STATED TASK -> Put each line of the data below into a JSON list of strings, one string per line, with no strings for blank lines. Omit the pictures.

-- Begin DATA SUPPLIED --

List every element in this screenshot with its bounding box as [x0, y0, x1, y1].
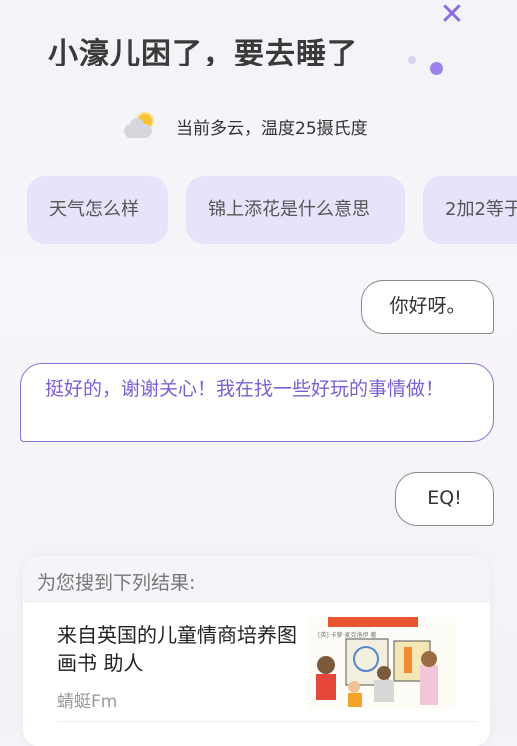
suggestion-chip-weather[interactable]: 天气怎么样: [27, 176, 168, 244]
book-cover-image: [英] 卡萝·麦克洛伊 著: [308, 617, 456, 709]
search-results-card: 为您搜到下列结果: 来自英国的儿童情商培养图画书 助人 蜻蜓Fm [英] 卡萝·…: [23, 556, 490, 746]
suggestion-chip-idiom[interactable]: 锦上添花是什么意思: [186, 176, 405, 244]
greeting-area: 小濠儿困了，要去睡了: [0, 0, 517, 84]
weather-text: 当前多云，温度25摄氏度: [176, 118, 368, 139]
result-title: 来自英国的儿童情商培养图画书 助人: [57, 623, 297, 675]
result-item[interactable]: 来自英国的儿童情商培养图画书 助人 蜻蜓Fm [英] 卡萝·麦克洛伊 著: [23, 603, 490, 746]
user-message-bubble: 你好呀。: [361, 280, 494, 334]
partly-cloudy-icon: [122, 110, 160, 142]
divider: [57, 721, 477, 722]
suggestion-chips: 天气怎么样 锦上添花是什么意思 2加2等于几: [27, 176, 517, 244]
assistant-message-bubble: 挺好的，谢谢关心！我在找一些好玩的事情做！: [20, 363, 494, 442]
suggestion-chip-math[interactable]: 2加2等于几: [423, 176, 517, 244]
result-source: 蜻蜓Fm: [57, 692, 118, 712]
user-message-bubble: EQ!: [395, 472, 494, 526]
greeting-text: 小濠儿困了，要去睡了: [48, 37, 358, 66]
results-header: 为您搜到下列结果:: [37, 572, 196, 594]
svg-text:[英] 卡萝·麦克洛伊 著: [英] 卡萝·麦克洛伊 著: [318, 631, 376, 639]
weather-info: 当前多云，温度25摄氏度: [122, 108, 368, 144]
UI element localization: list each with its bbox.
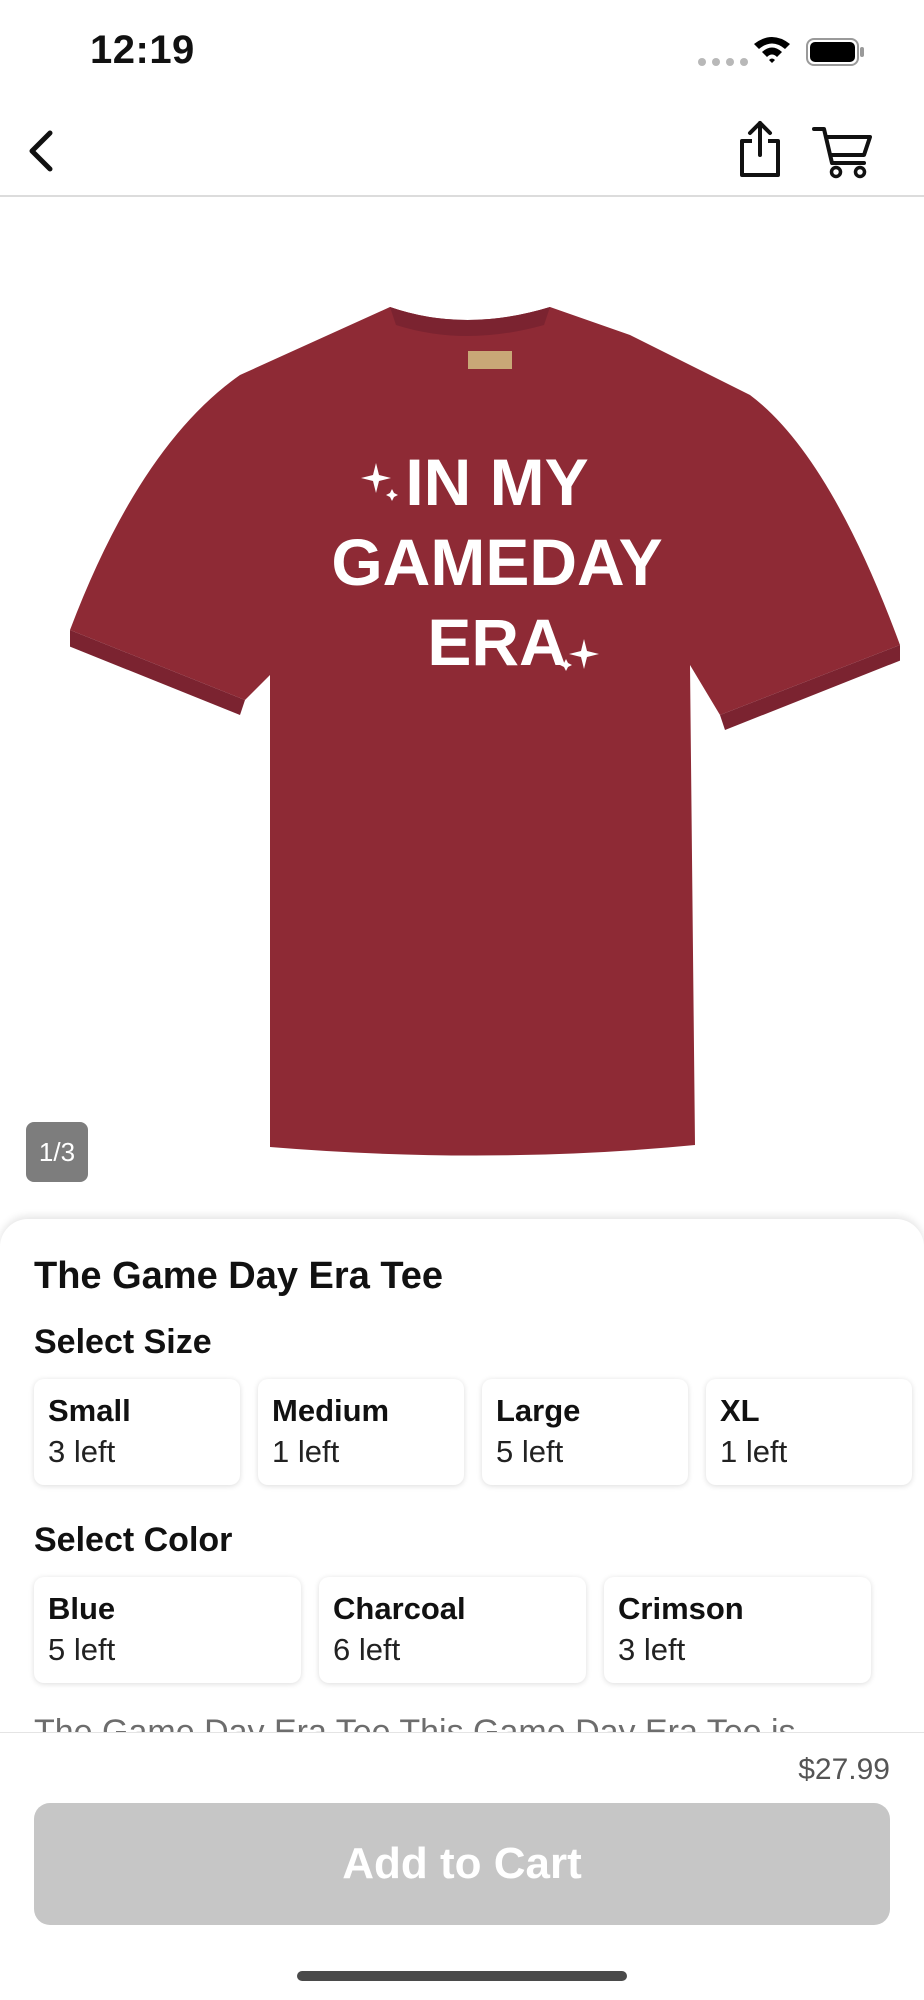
nav-bar xyxy=(0,105,924,197)
image-counter-badge: 1/3 xyxy=(26,1122,88,1182)
size-option-medium[interactable]: Medium 1 left xyxy=(258,1379,464,1485)
option-name: Crimson xyxy=(618,1591,744,1626)
product-price: $27.99 xyxy=(798,1753,890,1786)
product-image: IN MY GAMEDAY ERA xyxy=(70,307,900,1156)
cellular-signal-icon xyxy=(698,58,748,66)
back-icon[interactable] xyxy=(22,125,62,177)
product-title: The Game Day Era Tee xyxy=(34,1255,444,1297)
option-stock: 5 left xyxy=(48,1632,116,1667)
option-name: Blue xyxy=(48,1591,116,1626)
option-name: XL xyxy=(720,1393,760,1428)
option-stock: 5 left xyxy=(496,1434,564,1469)
product-image-carousel[interactable]: IN MY GAMEDAY ERA 1/3 xyxy=(0,199,924,1220)
checkout-footer: $27.99 Add to Cart xyxy=(0,1732,924,2000)
product-info-sheet: The Game Day Era Tee Select Size Small 3… xyxy=(0,1219,924,1751)
svg-text:GAMEDAY: GAMEDAY xyxy=(331,525,662,599)
option-name: Small xyxy=(48,1393,131,1428)
color-option-blue[interactable]: Blue 5 left xyxy=(34,1577,301,1683)
battery-icon xyxy=(806,38,864,66)
svg-text:IN MY: IN MY xyxy=(405,445,588,519)
add-to-cart-button[interactable]: Add to Cart xyxy=(34,1803,890,1925)
color-options: Blue 5 left Charcoal 6 left Crimson 3 le… xyxy=(34,1577,871,1683)
size-option-large[interactable]: Large 5 left xyxy=(482,1379,688,1485)
wifi-icon xyxy=(754,37,790,63)
status-time: 12:19 xyxy=(90,28,195,72)
home-indicator[interactable] xyxy=(297,1971,627,1981)
product-detail-screen: 12:19 IN MY GAMEDAY ERA 1/3 The Game Day… xyxy=(0,0,924,2000)
option-stock: 3 left xyxy=(618,1632,686,1667)
tee-shape xyxy=(70,307,900,1156)
option-stock: 3 left xyxy=(48,1434,116,1469)
cart-icon[interactable] xyxy=(812,123,874,181)
status-bar: 12:19 xyxy=(0,0,924,105)
svg-text:ERA: ERA xyxy=(427,605,566,679)
option-stock: 1 left xyxy=(272,1434,340,1469)
size-option-small[interactable]: Small 3 left xyxy=(34,1379,240,1485)
option-stock: 6 left xyxy=(333,1632,401,1667)
color-option-charcoal[interactable]: Charcoal 6 left xyxy=(319,1577,586,1683)
color-option-crimson[interactable]: Crimson 3 left xyxy=(604,1577,871,1683)
size-options: Small 3 left Medium 1 left Large 5 left … xyxy=(34,1379,912,1485)
option-stock: 1 left xyxy=(720,1434,788,1469)
option-name: Large xyxy=(496,1393,581,1428)
size-option-xl[interactable]: XL 1 left xyxy=(706,1379,912,1485)
option-name: Medium xyxy=(272,1393,390,1428)
select-color-label: Select Color xyxy=(34,1521,233,1559)
share-icon[interactable] xyxy=(736,119,784,181)
option-name: Charcoal xyxy=(333,1591,466,1626)
select-size-label: Select Size xyxy=(34,1323,212,1361)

-- End DATA SUPPLIED --

TASK OUTPUT ->
[
  "List every element in this screenshot with its bounding box as [x0, y0, x1, y1].",
  "suggestion-chip-weather[interactable]: 天气怎么样: [27, 176, 168, 244]",
  "book-cover-image: [英] 卡萝·麦克洛伊 著: [308, 617, 456, 709]",
  "search-results-card: 为您搜到下列结果: 来自英国的儿童情商培养图画书 助人 蜻蜓Fm [英] 卡萝·…: [23, 556, 490, 746]",
  "suggestion-chip-idiom[interactable]: 锦上添花是什么意思: [186, 176, 405, 244]",
  "greeting-area: 小濠儿困了，要去睡了: [0, 0, 517, 84]",
  "weather-text: 当前多云，温度25摄氏度: [176, 118, 368, 139]",
  "result-title: 来自英国的儿童情商培养图画书 助人: [57, 623, 297, 675]",
  "result-item[interactable]: 来自英国的儿童情商培养图画书 助人 蜻蜓Fm [英] 卡萝·麦克洛伊 著: [23, 603, 490, 746]",
  "user-message-bubble: 你好呀。: [361, 280, 494, 334]",
  "partly-cloudy-icon: [122, 110, 160, 142]",
  "divider: [57, 721, 477, 722]",
  "suggestion-chips: 天气怎么样 锦上添花是什么意思 2加2等于几: [27, 176, 517, 244]",
  "assistant-message-bubble: 挺好的，谢谢关心！我在找一些好玩的事情做！: [20, 363, 494, 442]",
  "suggestion-chip-math[interactable]: 2加2等于几: [423, 176, 517, 244]",
  "result-source: 蜻蜓Fm: [57, 692, 118, 712]",
  "user-message-bubble: EQ!: [395, 472, 494, 526]",
  "greeting-text: 小濠儿困了，要去睡了: [48, 37, 358, 66]",
  "results-header: 为您搜到下列结果:: [37, 572, 196, 594]",
  "svg-text:[英] 卡萝·麦克洛伊 著: [英] 卡萝·麦克洛伊 著: [318, 631, 376, 639]",
  "weather-info: 当前多云，温度25摄氏度: [122, 108, 368, 144]",
  "UI element localization: list each with its bbox.",
  "nav-bar xyxy=(0,105,924,197)",
  "image-counter-badge: 1/3 xyxy=(26,1122,88,1182)",
  "size-option-medium[interactable]: Medium 1 left xyxy=(258,1379,464,1485)",
  "option-name: Crimson xyxy=(618,1591,744,1626)",
  "product-price: $27.99 xyxy=(798,1753,890,1786)",
  "product-image: IN MY GAMEDAY ERA xyxy=(70,307,900,1156)",
  "cellular-signal-icon xyxy=(698,58,748,66)",
  "back-icon[interactable] xyxy=(22,125,62,177)",
  "product-title: The Game Day Era Tee xyxy=(34,1255,444,1297)",
  "option-stock: 5 left xyxy=(48,1632,116,1667)",
  "option-name: Blue xyxy=(48,1591,116,1626)",
  "option-name: XL xyxy=(720,1393,760,1428)",
  "option-stock: 5 left xyxy=(496,1434,564,1469)",
  "product-image-carousel[interactable]: IN MY GAMEDAY ERA 1/3 xyxy=(0,199,924,1220)",
  "checkout-footer: $27.99 Add to Cart xyxy=(0,1732,924,2000)",
  "product-info-sheet: The Game Day Era Tee Select Size Small 3… xyxy=(0,1219,924,1751)",
  "svg-text:GAMEDAY: GAMEDAY xyxy=(331,525,662,599)",
  "option-name: Small xyxy=(48,1393,131,1428)",
  "color-option-blue[interactable]: Blue 5 left xyxy=(34,1577,301,1683)",
  "battery-icon xyxy=(806,38,864,66)",
  "svg-text:IN MY: IN MY xyxy=(405,445,588,519)",
  "add-to-cart-button[interactable]: Add to Cart xyxy=(34,1803,890,1925)",
  "color-options: Blue 5 left Charcoal 6 left Crimson 3 le… xyxy=(34,1577,871,1683)",
  "size-option-large[interactable]: Large 5 left xyxy=(482,1379,688,1485)",
  "wifi-icon xyxy=(754,37,790,63)",
  "status-time: 12:19 xyxy=(90,28,195,72)",
  "home-indicator[interactable] xyxy=(297,1971,627,1981)",
  "product-detail-screen: 12:19 IN MY GAMEDAY ERA 1/3 The Game Day… xyxy=(0,0,924,2000)",
  "option-stock: 3 left xyxy=(618,1632,686,1667)",
  "tee-shape xyxy=(70,307,900,1156)",
  "option-stock: 3 left xyxy=(48,1434,116,1469)",
  "cart-icon[interactable] xyxy=(812,123,874,181)",
  "status-bar: 12:19 xyxy=(0,0,924,105)",
  "svg-text:ERA: ERA xyxy=(427,605,566,679)",
  "option-stock: 1 left xyxy=(272,1434,340,1469)",
  "size-option-small[interactable]: Small 3 left xyxy=(34,1379,240,1485)",
  "option-stock: 6 left xyxy=(333,1632,401,1667)",
  "color-option-charcoal[interactable]: Charcoal 6 left xyxy=(319,1577,586,1683)",
  "color-option-crimson[interactable]: Crimson 3 left xyxy=(604,1577,871,1683)",
  "size-options: Small 3 left Medium 1 left Large 5 left … xyxy=(34,1379,912,1485)",
  "option-stock: 1 left xyxy=(720,1434,788,1469)",
  "option-name: Large xyxy=(496,1393,581,1428)",
  "size-option-xl[interactable]: XL 1 left xyxy=(706,1379,912,1485)",
  "option-name: Medium xyxy=(272,1393,390,1428)",
  "select-color-label: Select Color xyxy=(34,1521,233,1559)",
  "share-icon[interactable] xyxy=(736,119,784,181)",
  "option-name: Charcoal xyxy=(333,1591,466,1626)",
  "select-size-label: Select Size xyxy=(34,1323,212,1361)"
]